### Available records:
--

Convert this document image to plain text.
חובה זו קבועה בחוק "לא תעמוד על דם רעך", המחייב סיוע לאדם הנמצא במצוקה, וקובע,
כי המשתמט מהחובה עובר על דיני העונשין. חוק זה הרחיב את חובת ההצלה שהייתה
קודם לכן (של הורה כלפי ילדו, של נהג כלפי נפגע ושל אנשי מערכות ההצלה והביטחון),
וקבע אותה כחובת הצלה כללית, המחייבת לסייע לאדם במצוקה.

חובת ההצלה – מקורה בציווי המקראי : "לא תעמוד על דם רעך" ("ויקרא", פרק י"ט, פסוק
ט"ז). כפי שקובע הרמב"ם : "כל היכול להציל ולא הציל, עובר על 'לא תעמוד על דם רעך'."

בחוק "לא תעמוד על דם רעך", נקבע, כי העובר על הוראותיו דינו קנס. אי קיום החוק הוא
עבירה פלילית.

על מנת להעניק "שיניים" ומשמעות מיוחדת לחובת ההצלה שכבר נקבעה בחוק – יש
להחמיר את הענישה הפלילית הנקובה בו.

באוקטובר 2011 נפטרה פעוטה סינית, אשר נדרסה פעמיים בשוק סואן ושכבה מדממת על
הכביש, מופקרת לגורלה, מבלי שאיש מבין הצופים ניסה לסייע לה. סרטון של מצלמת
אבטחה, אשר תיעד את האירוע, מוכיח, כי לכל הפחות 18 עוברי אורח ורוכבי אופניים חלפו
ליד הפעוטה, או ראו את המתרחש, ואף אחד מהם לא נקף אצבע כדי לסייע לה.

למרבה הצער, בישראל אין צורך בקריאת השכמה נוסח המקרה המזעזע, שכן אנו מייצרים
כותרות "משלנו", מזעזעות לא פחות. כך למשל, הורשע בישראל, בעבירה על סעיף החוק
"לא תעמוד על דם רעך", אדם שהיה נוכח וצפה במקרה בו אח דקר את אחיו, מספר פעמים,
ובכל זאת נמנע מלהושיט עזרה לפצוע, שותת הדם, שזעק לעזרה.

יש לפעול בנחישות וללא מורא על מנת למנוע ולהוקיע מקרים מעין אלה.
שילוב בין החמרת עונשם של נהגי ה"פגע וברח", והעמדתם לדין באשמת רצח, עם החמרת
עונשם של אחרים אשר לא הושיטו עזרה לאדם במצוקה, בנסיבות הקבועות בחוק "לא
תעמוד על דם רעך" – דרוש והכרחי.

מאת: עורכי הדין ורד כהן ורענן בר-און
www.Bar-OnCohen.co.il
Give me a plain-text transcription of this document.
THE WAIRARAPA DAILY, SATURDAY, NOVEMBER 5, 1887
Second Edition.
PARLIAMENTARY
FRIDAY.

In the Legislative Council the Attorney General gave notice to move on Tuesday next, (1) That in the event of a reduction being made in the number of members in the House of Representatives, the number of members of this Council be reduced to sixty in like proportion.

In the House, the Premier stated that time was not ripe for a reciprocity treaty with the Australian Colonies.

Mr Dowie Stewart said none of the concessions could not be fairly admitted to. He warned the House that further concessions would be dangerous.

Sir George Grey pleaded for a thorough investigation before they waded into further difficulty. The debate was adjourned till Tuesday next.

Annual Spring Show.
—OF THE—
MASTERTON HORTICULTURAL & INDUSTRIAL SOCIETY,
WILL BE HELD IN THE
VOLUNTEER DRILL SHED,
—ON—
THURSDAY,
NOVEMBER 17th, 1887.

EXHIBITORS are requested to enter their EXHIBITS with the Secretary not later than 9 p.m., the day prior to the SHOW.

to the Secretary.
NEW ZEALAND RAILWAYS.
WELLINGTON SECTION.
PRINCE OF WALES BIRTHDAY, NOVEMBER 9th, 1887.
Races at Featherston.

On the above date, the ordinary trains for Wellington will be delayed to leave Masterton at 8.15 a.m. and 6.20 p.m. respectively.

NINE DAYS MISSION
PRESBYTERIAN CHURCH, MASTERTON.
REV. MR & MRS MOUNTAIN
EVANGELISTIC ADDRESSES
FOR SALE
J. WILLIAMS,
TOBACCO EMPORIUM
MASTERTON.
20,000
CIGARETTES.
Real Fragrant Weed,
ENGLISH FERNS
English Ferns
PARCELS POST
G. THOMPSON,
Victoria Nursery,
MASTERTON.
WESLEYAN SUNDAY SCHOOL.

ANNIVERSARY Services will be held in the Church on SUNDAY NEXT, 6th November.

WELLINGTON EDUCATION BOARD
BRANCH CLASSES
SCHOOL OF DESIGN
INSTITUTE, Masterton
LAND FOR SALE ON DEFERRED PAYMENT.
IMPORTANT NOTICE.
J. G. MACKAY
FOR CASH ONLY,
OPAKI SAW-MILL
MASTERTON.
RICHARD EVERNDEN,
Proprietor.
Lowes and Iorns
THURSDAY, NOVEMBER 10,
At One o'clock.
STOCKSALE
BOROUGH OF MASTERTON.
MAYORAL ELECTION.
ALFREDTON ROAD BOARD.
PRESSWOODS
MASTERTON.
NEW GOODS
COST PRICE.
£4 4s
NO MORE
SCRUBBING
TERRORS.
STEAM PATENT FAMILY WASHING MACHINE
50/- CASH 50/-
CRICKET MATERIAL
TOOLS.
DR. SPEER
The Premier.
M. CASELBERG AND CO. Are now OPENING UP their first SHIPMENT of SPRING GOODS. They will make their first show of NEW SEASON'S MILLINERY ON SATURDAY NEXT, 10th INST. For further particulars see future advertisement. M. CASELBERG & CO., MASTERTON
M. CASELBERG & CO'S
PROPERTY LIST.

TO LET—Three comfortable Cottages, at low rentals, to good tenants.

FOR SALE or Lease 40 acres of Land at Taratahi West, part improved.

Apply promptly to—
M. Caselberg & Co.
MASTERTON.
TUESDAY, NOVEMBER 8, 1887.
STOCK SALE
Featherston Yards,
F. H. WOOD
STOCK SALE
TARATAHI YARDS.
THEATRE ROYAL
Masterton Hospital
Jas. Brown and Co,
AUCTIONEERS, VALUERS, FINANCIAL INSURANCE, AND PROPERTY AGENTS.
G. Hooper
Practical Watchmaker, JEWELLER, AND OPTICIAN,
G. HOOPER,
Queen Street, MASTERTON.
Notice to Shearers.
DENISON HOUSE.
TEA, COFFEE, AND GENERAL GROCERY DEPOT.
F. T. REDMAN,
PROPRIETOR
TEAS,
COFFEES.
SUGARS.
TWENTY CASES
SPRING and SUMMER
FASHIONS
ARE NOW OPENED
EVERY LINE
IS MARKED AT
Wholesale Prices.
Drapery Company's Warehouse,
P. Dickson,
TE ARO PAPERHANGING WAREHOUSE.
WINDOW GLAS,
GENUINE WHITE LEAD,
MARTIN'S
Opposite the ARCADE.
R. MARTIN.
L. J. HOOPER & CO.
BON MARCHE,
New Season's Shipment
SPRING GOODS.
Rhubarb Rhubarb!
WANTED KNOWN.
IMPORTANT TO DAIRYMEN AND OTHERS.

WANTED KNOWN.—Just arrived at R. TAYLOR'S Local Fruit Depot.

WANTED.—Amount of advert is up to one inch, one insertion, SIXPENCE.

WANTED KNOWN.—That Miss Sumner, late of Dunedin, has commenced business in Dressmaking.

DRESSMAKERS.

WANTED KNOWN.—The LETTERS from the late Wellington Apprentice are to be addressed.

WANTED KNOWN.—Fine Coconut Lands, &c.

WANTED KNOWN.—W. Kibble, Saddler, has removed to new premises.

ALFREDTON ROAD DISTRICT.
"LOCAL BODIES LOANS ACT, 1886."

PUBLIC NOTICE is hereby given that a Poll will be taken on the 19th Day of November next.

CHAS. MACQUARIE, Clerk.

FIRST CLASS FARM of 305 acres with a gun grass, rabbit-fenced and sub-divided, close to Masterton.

--

### The problem:
Extract every line of the records above that contains the word "text".

### Task response:
Convert this document image to plain text.
Give me a plain-text transcription of this document.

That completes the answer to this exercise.